» Required work
Work out how many lines of the listing hold the string "this". Answer with that number alone.

» Records for the exercise
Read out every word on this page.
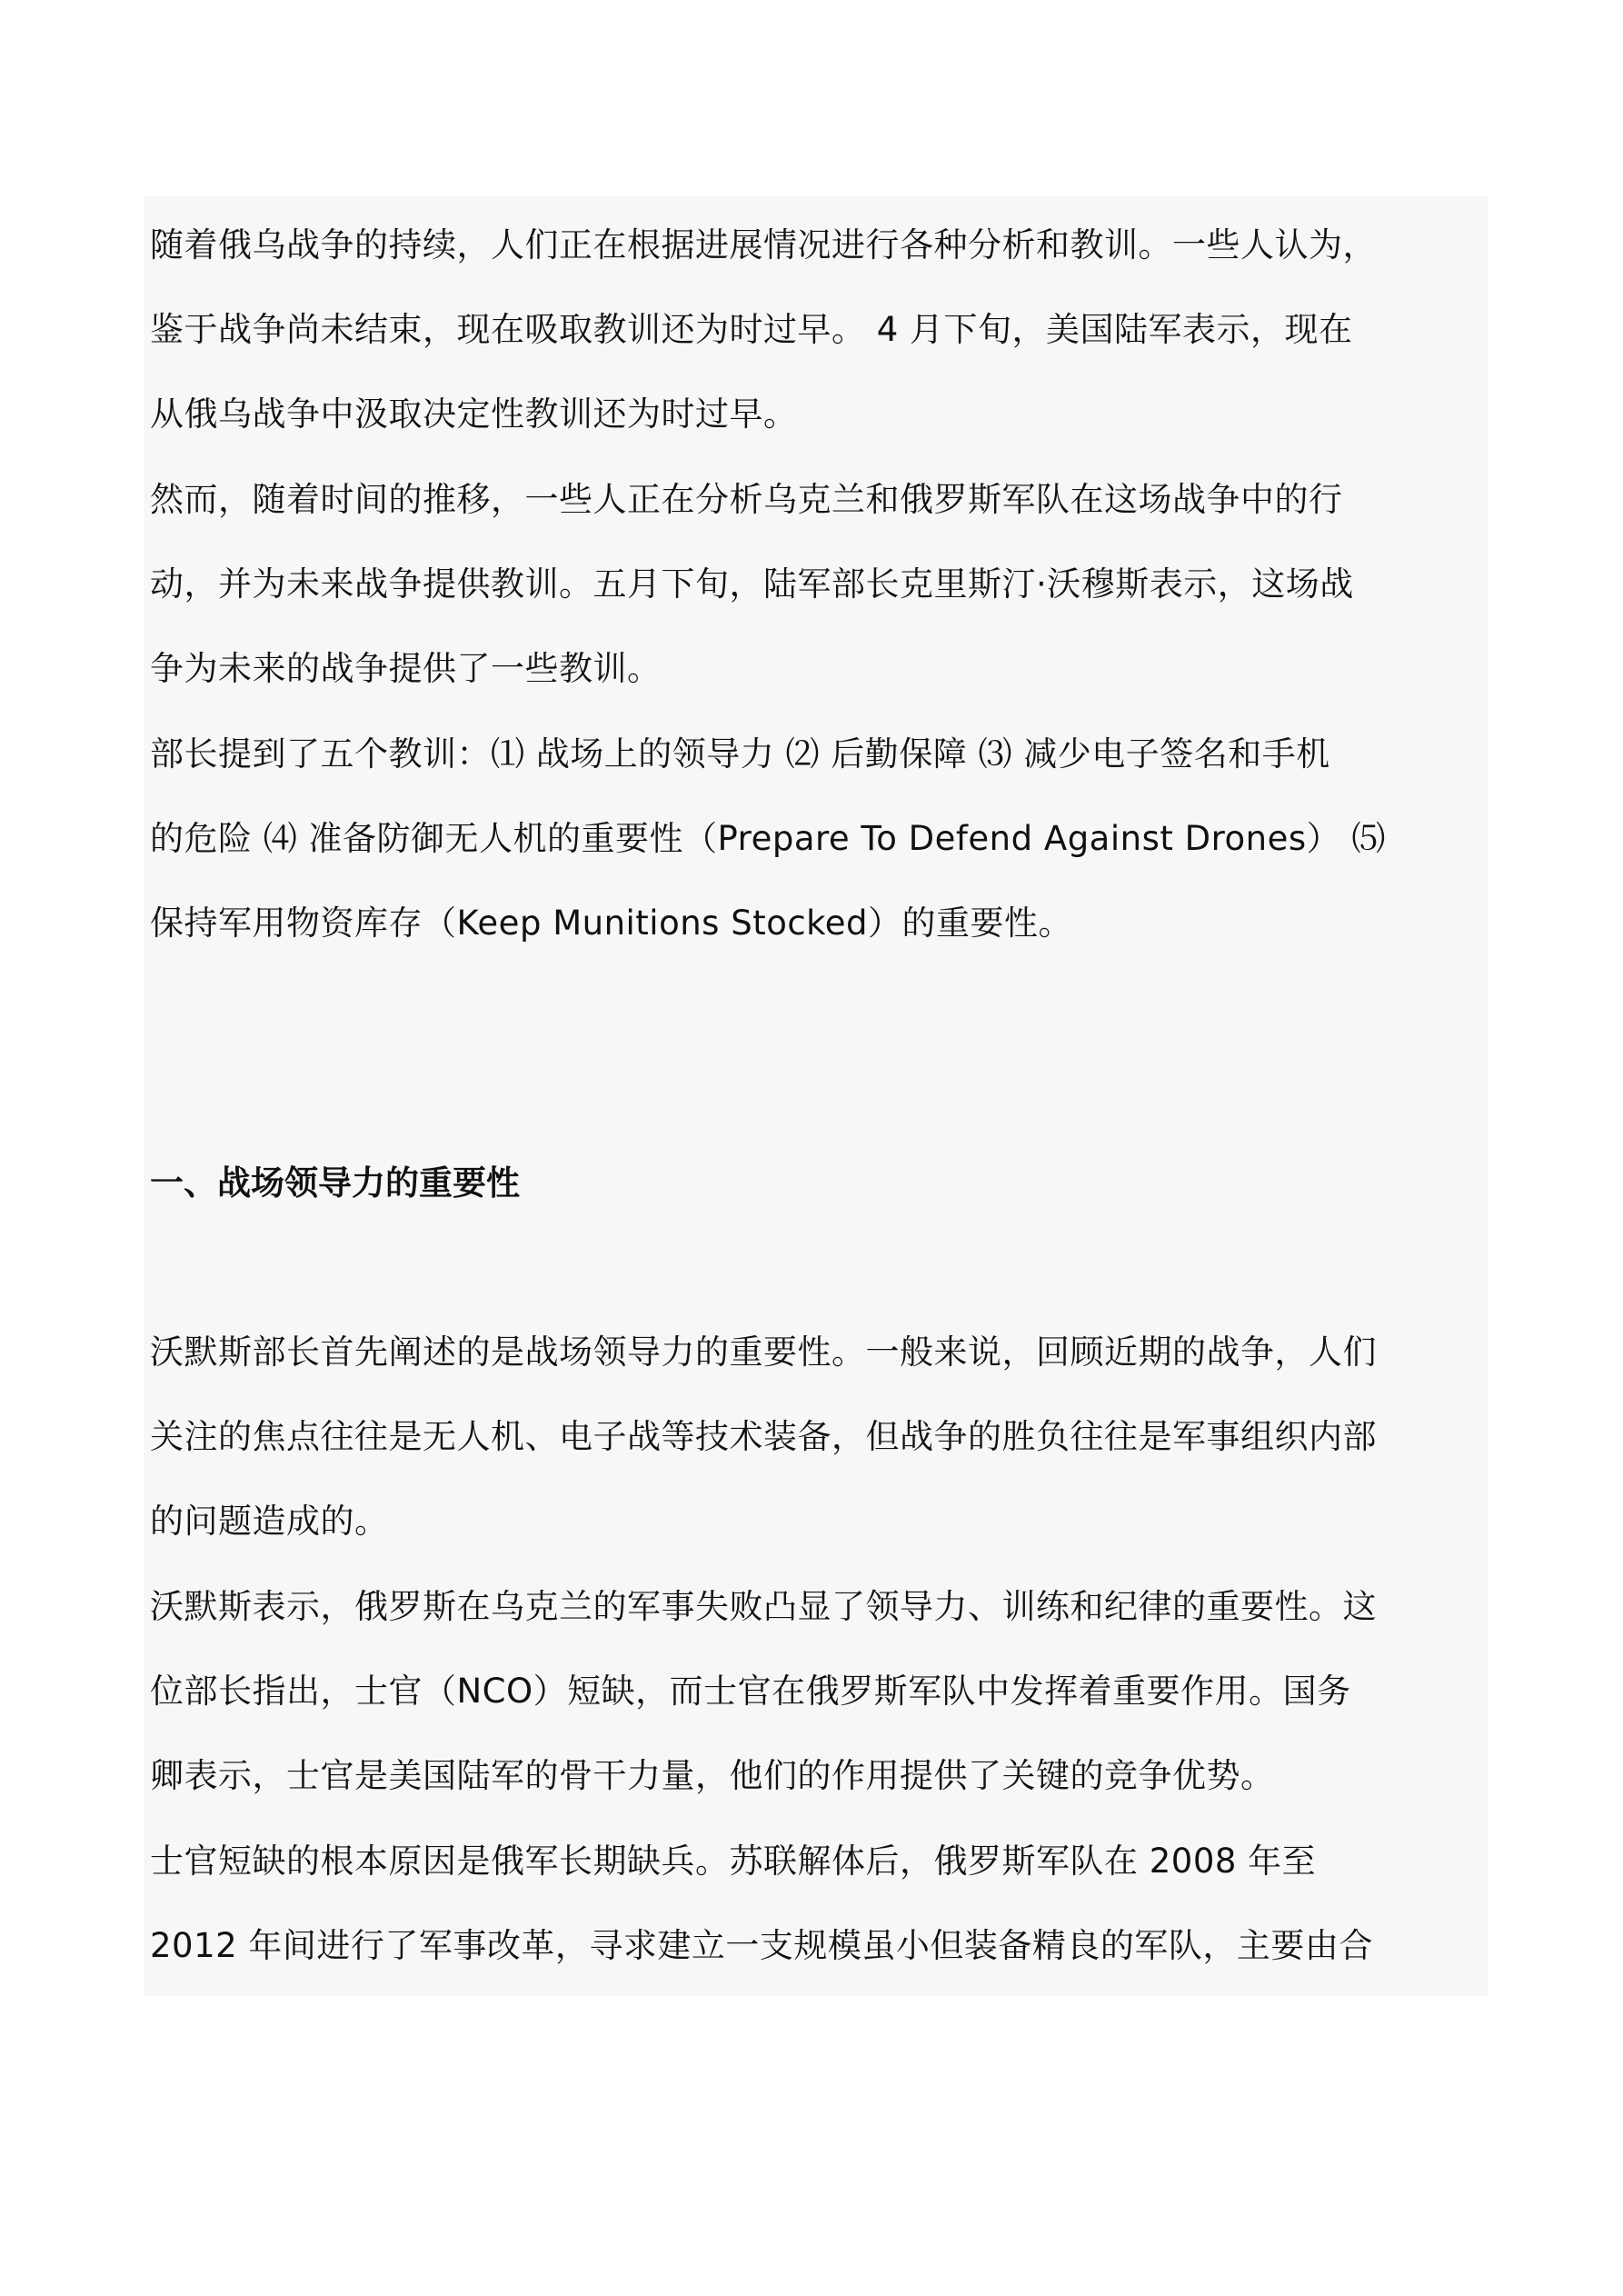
随着俄乌战争的持续，人们正在根据进展情况进行各种分析和教训。一些人认为，
鉴于战争尚未结束，现在吸取教训还为时过早。 4 月下旬，美国陆军表示，现在
从俄乌战争中汲取决定性教训还为时过早。
然而，随着时间的推移，一些人正在分析乌克兰和俄罗斯军队在这场战争中的行
动，并为未来战争提供教训。五月下旬，陆军部长克里斯汀·沃穆斯表示，这场战
争为未来的战争提供了一些教训。
部长提到了五个教训：⑴ 战场上的领导力 ⑵ 后勤保障 ⑶ 减少电子签名和手机
的危险 ⑷ 准备防御无人机的重要性（Prepare To Defend Against Drones） ⑸
保持军用物资库存（Keep Munitions Stocked）的重要性。
一、战场领导力的重要性
沃默斯部长首先阐述的是战场领导力的重要性。一般来说，回顾近期的战争，人们
关注的焦点往往是无人机、电子战等技术装备，但战争的胜负往往是军事组织内部
的问题造成的。
沃默斯表示，俄罗斯在乌克兰的军事失败凸显了领导力、训练和纪律的重要性。这
位部长指出，士官（NCO）短缺，而士官在俄罗斯军队中发挥着重要作用。国务
卿表示，士官是美国陆军的骨干力量，他们的作用提供了关键的竞争优势。
士官短缺的根本原因是俄军长期缺兵。苏联解体后，俄罗斯军队在 2008 年至
2012 年间进行了军事改革，寻求建立一支规模虽小但装备精良的军队，主要由合
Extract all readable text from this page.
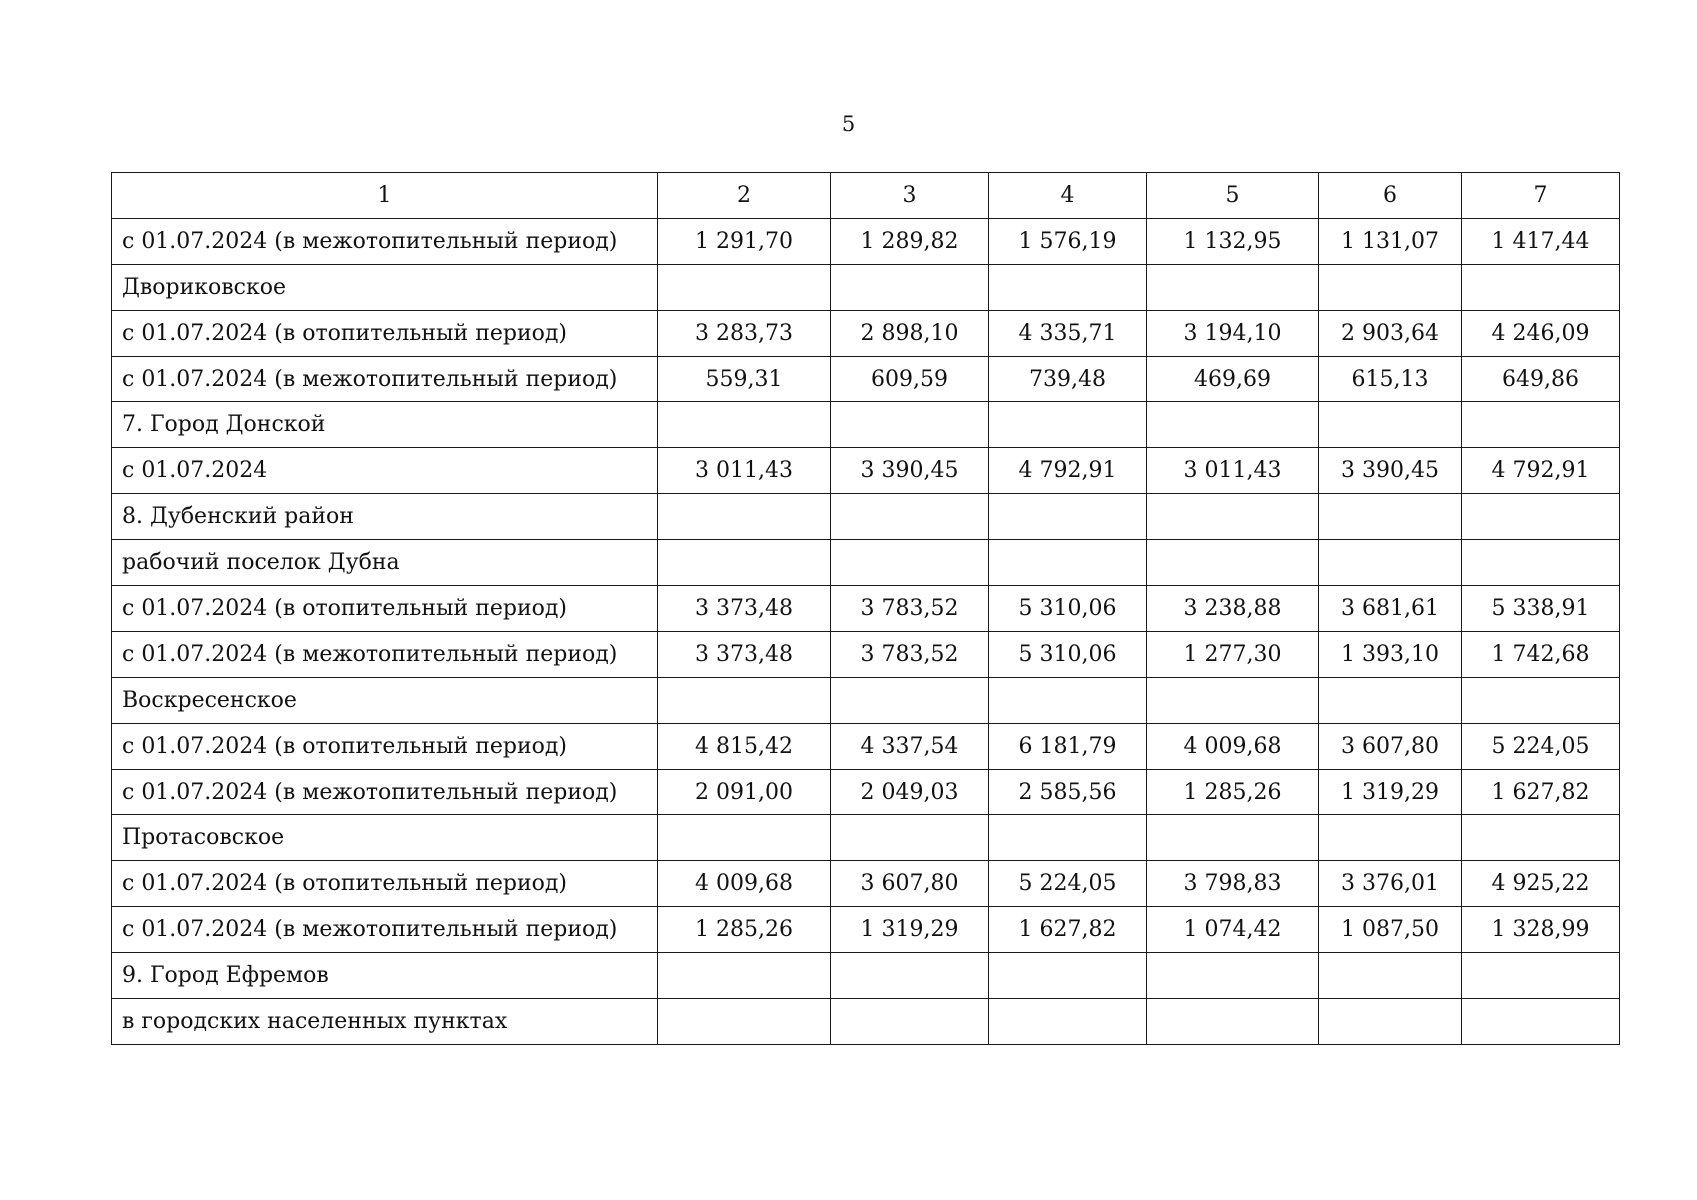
5
1	2	3	4	5	6	7
с 01.07.2024 (в межотопительный период)	1 291,70	1 289,82	1 576,19	1 132,95	1 131,07	1 417,44
Двориковское						
с 01.07.2024 (в отопительный период)	3 283,73	2 898,10	4 335,71	3 194,10	2 903,64	4 246,09
с 01.07.2024 (в межотопительный период)	559,31	609,59	739,48	469,69	615,13	649,86
7. Город Донской						
с 01.07.2024	3 011,43	3 390,45	4 792,91	3 011,43	3 390,45	4 792,91
8. Дубенский район						
рабочий поселок Дубна						
с 01.07.2024 (в отопительный период)	3 373,48	3 783,52	5 310,06	3 238,88	3 681,61	5 338,91
с 01.07.2024 (в межотопительный период)	3 373,48	3 783,52	5 310,06	1 277,30	1 393,10	1 742,68
Воскресенское						
с 01.07.2024 (в отопительный период)	4 815,42	4 337,54	6 181,79	4 009,68	3 607,80	5 224,05
с 01.07.2024 (в межотопительный период)	2 091,00	2 049,03	2 585,56	1 285,26	1 319,29	1 627,82
Протасовское						
с 01.07.2024 (в отопительный период)	4 009,68	3 607,80	5 224,05	3 798,83	3 376,01	4 925,22
с 01.07.2024 (в межотопительный период)	1 285,26	1 319,29	1 627,82	1 074,42	1 087,50	1 328,99
9. Город Ефремов						
в городских населенных пунктах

» Exercise output
2